* [Job] Quote all of the data below exactly, please.
────────
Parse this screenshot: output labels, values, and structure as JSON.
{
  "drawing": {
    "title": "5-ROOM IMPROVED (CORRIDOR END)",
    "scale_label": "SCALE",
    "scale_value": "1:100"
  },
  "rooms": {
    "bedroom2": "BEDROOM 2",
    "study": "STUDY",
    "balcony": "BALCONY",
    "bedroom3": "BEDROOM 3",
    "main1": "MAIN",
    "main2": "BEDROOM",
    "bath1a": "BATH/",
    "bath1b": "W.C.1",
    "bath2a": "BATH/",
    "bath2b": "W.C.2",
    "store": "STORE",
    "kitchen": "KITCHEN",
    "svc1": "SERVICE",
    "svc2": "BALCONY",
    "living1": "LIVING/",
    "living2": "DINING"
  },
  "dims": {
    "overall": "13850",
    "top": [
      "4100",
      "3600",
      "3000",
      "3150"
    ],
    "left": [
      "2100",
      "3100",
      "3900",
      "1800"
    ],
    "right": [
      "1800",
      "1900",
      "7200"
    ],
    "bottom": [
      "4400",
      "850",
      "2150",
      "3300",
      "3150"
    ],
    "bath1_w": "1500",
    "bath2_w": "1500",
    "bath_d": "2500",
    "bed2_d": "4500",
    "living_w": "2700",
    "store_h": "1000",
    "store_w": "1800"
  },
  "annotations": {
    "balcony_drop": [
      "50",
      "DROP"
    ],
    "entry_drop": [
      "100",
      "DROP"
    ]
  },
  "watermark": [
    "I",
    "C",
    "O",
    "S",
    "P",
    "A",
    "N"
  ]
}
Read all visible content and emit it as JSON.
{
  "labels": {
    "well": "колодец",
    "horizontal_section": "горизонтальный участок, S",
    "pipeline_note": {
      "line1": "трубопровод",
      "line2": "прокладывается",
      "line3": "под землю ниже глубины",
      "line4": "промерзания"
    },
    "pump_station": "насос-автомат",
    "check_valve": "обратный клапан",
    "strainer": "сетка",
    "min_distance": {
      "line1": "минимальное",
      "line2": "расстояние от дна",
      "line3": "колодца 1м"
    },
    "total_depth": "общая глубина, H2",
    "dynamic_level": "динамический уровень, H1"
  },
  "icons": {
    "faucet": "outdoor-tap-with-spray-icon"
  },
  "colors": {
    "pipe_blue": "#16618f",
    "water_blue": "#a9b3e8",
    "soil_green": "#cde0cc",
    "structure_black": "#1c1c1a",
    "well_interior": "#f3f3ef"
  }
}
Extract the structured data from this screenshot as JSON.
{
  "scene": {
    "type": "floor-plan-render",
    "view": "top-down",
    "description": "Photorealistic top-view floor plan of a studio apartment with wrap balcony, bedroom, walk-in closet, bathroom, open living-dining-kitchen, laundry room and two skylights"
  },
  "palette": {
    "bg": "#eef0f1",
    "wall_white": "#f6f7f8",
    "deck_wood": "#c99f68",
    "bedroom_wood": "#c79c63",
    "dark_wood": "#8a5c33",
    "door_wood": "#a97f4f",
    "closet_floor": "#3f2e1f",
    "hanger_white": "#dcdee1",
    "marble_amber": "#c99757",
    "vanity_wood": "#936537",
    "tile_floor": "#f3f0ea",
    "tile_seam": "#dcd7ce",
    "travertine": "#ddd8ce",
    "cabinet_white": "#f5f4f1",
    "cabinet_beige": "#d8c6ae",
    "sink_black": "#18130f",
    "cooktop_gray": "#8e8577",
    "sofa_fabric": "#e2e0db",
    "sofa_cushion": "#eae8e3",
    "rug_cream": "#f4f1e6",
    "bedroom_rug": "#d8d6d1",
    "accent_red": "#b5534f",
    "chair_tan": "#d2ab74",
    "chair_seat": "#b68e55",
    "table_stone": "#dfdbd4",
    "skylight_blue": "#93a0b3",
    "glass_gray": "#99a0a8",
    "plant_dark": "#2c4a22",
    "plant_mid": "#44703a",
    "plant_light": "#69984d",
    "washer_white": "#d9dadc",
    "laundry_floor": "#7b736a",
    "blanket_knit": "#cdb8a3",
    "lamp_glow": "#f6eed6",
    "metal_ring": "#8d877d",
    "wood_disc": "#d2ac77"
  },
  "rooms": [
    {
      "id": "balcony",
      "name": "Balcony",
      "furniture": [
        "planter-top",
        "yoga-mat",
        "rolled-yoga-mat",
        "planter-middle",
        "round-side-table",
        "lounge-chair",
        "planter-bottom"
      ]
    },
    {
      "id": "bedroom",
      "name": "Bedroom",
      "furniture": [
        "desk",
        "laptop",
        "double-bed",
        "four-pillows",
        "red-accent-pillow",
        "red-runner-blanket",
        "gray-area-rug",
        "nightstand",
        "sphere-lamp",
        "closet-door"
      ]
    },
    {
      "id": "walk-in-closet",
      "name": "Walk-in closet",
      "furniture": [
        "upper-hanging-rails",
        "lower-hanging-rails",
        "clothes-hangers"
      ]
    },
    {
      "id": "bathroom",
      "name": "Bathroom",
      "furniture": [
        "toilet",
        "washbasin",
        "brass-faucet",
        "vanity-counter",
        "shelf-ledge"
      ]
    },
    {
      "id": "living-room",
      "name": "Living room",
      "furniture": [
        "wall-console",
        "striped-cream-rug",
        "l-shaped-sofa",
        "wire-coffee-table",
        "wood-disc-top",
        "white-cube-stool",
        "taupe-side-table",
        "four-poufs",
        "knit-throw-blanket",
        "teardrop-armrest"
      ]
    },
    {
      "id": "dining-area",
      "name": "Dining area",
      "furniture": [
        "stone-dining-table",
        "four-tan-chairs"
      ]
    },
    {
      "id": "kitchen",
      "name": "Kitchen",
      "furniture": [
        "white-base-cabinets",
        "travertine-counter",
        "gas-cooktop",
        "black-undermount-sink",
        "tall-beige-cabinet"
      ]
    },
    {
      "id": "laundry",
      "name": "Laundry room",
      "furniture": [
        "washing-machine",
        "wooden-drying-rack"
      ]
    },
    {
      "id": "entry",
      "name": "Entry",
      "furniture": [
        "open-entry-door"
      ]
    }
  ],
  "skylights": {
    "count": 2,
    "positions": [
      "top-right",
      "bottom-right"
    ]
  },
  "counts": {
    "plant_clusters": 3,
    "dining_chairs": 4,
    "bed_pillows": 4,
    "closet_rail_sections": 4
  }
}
────────
* [The completed task]
Parse this screenshot: output labels, values, and structure as JSON.
{
  "drawing": {
    "title": "5-ROOM IMPROVED (CORRIDOR END)",
    "scale_label": "SCALE",
    "scale_value": "1:100"
  },
  "rooms": {
    "bedroom2": "BEDROOM 2",
    "study": "STUDY",
    "balcony": "BALCONY",
    "bedroom3": "BEDROOM 3",
    "main1": "MAIN",
    "main2": "BEDROOM",
    "bath1a": "BATH/",
    "bath1b": "W.C.1",
    "bath2a": "BATH/",
    "bath2b": "W.C.2",
    "store": "STORE",
    "kitchen": "KITCHEN",
    "svc1": "SERVICE",
    "svc2": "BALCONY",
    "living1": "LIVING/",
    "living2": "DINING"
  },
  "dims": {
    "overall": "13850",
    "top": [
      "4100",
      "3600",
      "3000",
      "3150"
    ],
    "left": [
      "2100",
      "3100",
      "3900",
      "1800"
    ],
    "right": [
      "1800",
      "1900",
      "7200"
    ],
    "bottom": [
      "4400",
      "850",
      "2150",
      "3300",
      "3150"
    ],
    "bath1_w": "1500",
    "bath2_w": "1500",
    "bath_d": "2500",
    "bed2_d": "4500",
    "living_w": "2700",
    "store_h": "1000",
    "store_w": "1800"
  },
  "annotations": {
    "balcony_drop": [
      "50",
      "DROP"
    ],
    "entry_drop": [
      "100",
      "DROP"
    ]
  },
  "watermark": [
    "I",
    "C",
    "O",
    "S",
    "P",
    "A",
    "N"
  ]
}
Read all visible content and emit it as JSON.
{
  "labels": {
    "well": "колодец",
    "horizontal_section": "горизонтальный участок, S",
    "pipeline_note": {
      "line1": "трубопровод",
      "line2": "прокладывается",
      "line3": "под землю ниже глубины",
      "line4": "промерзания"
    },
    "pump_station": "насос-автомат",
    "check_valve": "обратный клапан",
    "strainer": "сетка",
    "min_distance": {
      "line1": "минимальное",
      "line2": "расстояние от дна",
      "line3": "колодца 1м"
    },
    "total_depth": "общая глубина, H2",
    "dynamic_level": "динамический уровень, H1"
  },
  "icons": {
    "faucet": "outdoor-tap-with-spray-icon"
  },
  "colors": {
    "pipe_blue": "#16618f",
    "water_blue": "#a9b3e8",
    "soil_green": "#cde0cc",
    "structure_black": "#1c1c1a",
    "well_interior": "#f3f3ef"
  }
}
Extract the structured data from this screenshot as JSON.
{
  "scene": {
    "type": "floor-plan-render",
    "view": "top-down",
    "description": "Photorealistic top-view floor plan of a studio apartment with wrap balcony, bedroom, walk-in closet, bathroom, open living-dining-kitchen, laundry room and two skylights"
  },
  "palette": {
    "bg": "#eef0f1",
    "wall_white": "#f6f7f8",
    "deck_wood": "#c99f68",
    "bedroom_wood": "#c79c63",
    "dark_wood": "#8a5c33",
    "door_wood": "#a97f4f",
    "closet_floor": "#3f2e1f",
    "hanger_white": "#dcdee1",
    "marble_amber": "#c99757",
    "vanity_wood": "#936537",
    "tile_floor": "#f3f0ea",
    "tile_seam": "#dcd7ce",
    "travertine": "#ddd8ce",
    "cabinet_white": "#f5f4f1",
    "cabinet_beige": "#d8c6ae",
    "sink_black": "#18130f",
    "cooktop_gray": "#8e8577",
    "sofa_fabric": "#e2e0db",
    "sofa_cushion": "#eae8e3",
    "rug_cream": "#f4f1e6",
    "bedroom_rug": "#d8d6d1",
    "accent_red": "#b5534f",
    "chair_tan": "#d2ab74",
    "chair_seat": "#b68e55",
    "table_stone": "#dfdbd4",
    "skylight_blue": "#93a0b3",
    "glass_gray": "#99a0a8",
    "plant_dark": "#2c4a22",
    "plant_mid": "#44703a",
    "plant_light": "#69984d",
    "washer_white": "#d9dadc",
    "laundry_floor": "#7b736a",
    "blanket_knit": "#cdb8a3",
    "lamp_glow": "#f6eed6",
    "metal_ring": "#8d877d",
    "wood_disc": "#d2ac77"
  },
  "rooms": [
    {
      "id": "balcony",
      "name": "Balcony",
      "furniture": [
        "planter-top",
        "yoga-mat",
        "rolled-yoga-mat",
        "planter-middle",
        "round-side-table",
        "lounge-chair",
        "planter-bottom"
      ]
    },
    {
      "id": "bedroom",
      "name": "Bedroom",
      "furniture": [
        "desk",
        "laptop",
        "double-bed",
        "four-pillows",
        "red-accent-pillow",
        "red-runner-blanket",
        "gray-area-rug",
        "nightstand",
        "sphere-lamp",
        "closet-door"
      ]
    },
    {
      "id": "walk-in-closet",
      "name": "Walk-in closet",
      "furniture": [
        "upper-hanging-rails",
        "lower-hanging-rails",
        "clothes-hangers"
      ]
    },
    {
      "id": "bathroom",
      "name": "Bathroom",
      "furniture": [
        "toilet",
        "washbasin",
        "brass-faucet",
        "vanity-counter",
        "shelf-ledge"
      ]
    },
    {
      "id": "living-room",
      "name": "Living room",
      "furniture": [
        "wall-console",
        "striped-cream-rug",
        "l-shaped-sofa",
        "wire-coffee-table",
        "wood-disc-top",
        "white-cube-stool",
        "taupe-side-table",
        "four-poufs",
        "knit-throw-blanket",
        "teardrop-armrest"
      ]
    },
    {
      "id": "dining-area",
      "name": "Dining area",
      "furniture": [
        "stone-dining-table",
        "four-tan-chairs"
      ]
    },
    {
      "id": "kitchen",
      "name": "Kitchen",
      "furniture": [
        "white-base-cabinets",
        "travertine-counter",
        "gas-cooktop",
        "black-undermount-sink",
        "tall-beige-cabinet"
      ]
    },
    {
      "id": "laundry",
      "name": "Laundry room",
      "furniture": [
        "washing-machine",
        "wooden-drying-rack"
      ]
    },
    {
      "id": "entry",
      "name": "Entry",
      "furniture": [
        "open-entry-door"
      ]
    }
  ],
  "skylights": {
    "count": 2,
    "positions": [
      "top-right",
      "bottom-right"
    ]
  },
  "counts": {
    "plant_clusters": 3,
    "dining_chairs": 4,
    "bed_pillows": 4,
    "closet_rail_sections": 4
  }
}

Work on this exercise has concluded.